→ The problem
Count how many lines have the word "TOTAL" in them. Reply with that number by itself.

→ Data excerpts
┏━━

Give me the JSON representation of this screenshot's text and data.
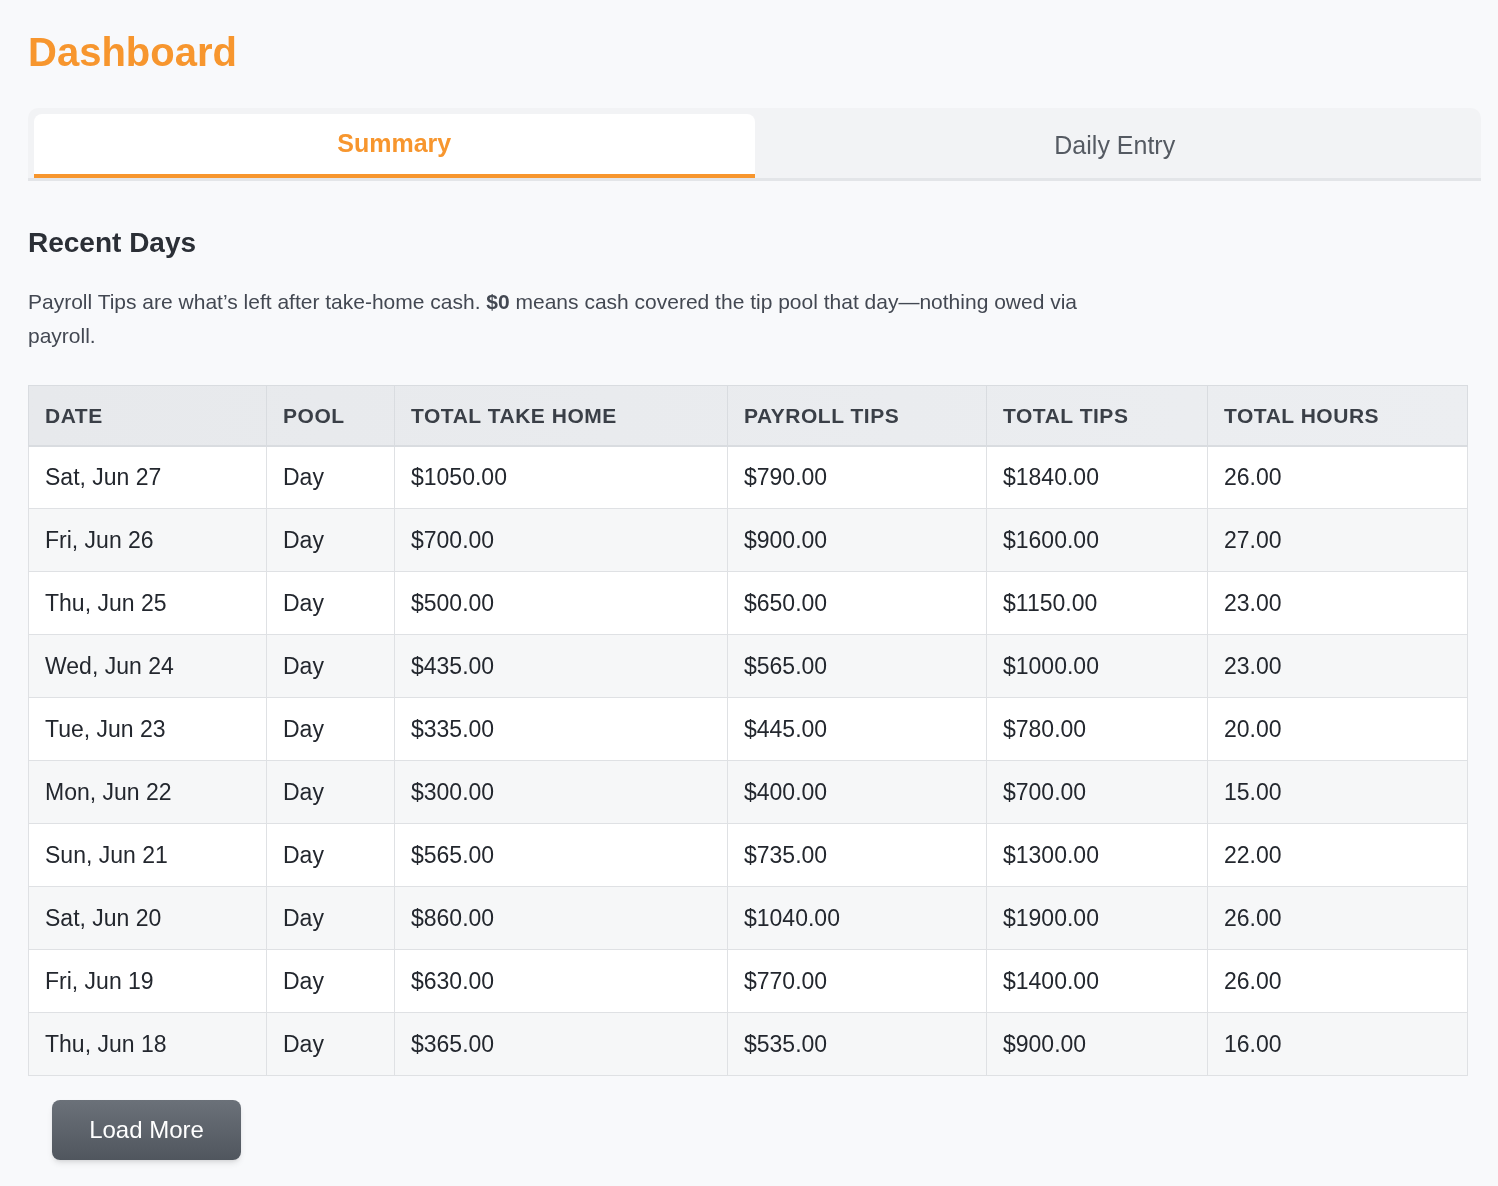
{
  "title": "Dashboard",
  "tabs": [
    {
      "label": "Summary",
      "selected": true
    },
    {
      "label": "Daily Entry",
      "selected": false
    }
  ],
  "section": {
    "heading": "Recent Days",
    "note": "Payroll Tips are what’s left after take-home cash. **$0** means cash covered the tip pool that day—nothing owed via payroll."
  },
  "table": {
    "columns": [
      "DATE",
      "POOL",
      "TOTAL TAKE HOME",
      "PAYROLL TIPS",
      "TOTAL TIPS",
      "TOTAL HOURS"
    ],
    "rows": [
      [
        "Sat, Jun 27",
        "Day",
        "$1050.00",
        "$790.00",
        "$1840.00",
        "26.00"
      ],
      [
        "Fri, Jun 26",
        "Day",
        "$700.00",
        "$900.00",
        "$1600.00",
        "27.00"
      ],
      [
        "Thu, Jun 25",
        "Day",
        "$500.00",
        "$650.00",
        "$1150.00",
        "23.00"
      ],
      [
        "Wed, Jun 24",
        "Day",
        "$435.00",
        "$565.00",
        "$1000.00",
        "23.00"
      ],
      [
        "Tue, Jun 23",
        "Day",
        "$335.00",
        "$445.00",
        "$780.00",
        "20.00"
      ],
      [
        "Mon, Jun 22",
        "Day",
        "$300.00",
        "$400.00",
        "$700.00",
        "15.00"
      ],
      [
        "Sun, Jun 21",
        "Day",
        "$565.00",
        "$735.00",
        "$1300.00",
        "22.00"
      ],
      [
        "Sat, Jun 20",
        "Day",
        "$860.00",
        "$1040.00",
        "$1900.00",
        "26.00"
      ],
      [
        "Fri, Jun 19",
        "Day",
        "$630.00",
        "$770.00",
        "$1400.00",
        "26.00"
      ],
      [
        "Thu, Jun 18",
        "Day",
        "$365.00",
        "$535.00",
        "$900.00",
        "16.00"
      ]
    ]
  },
  "load_more": "Load More"
}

┗━━

→ Task answer
3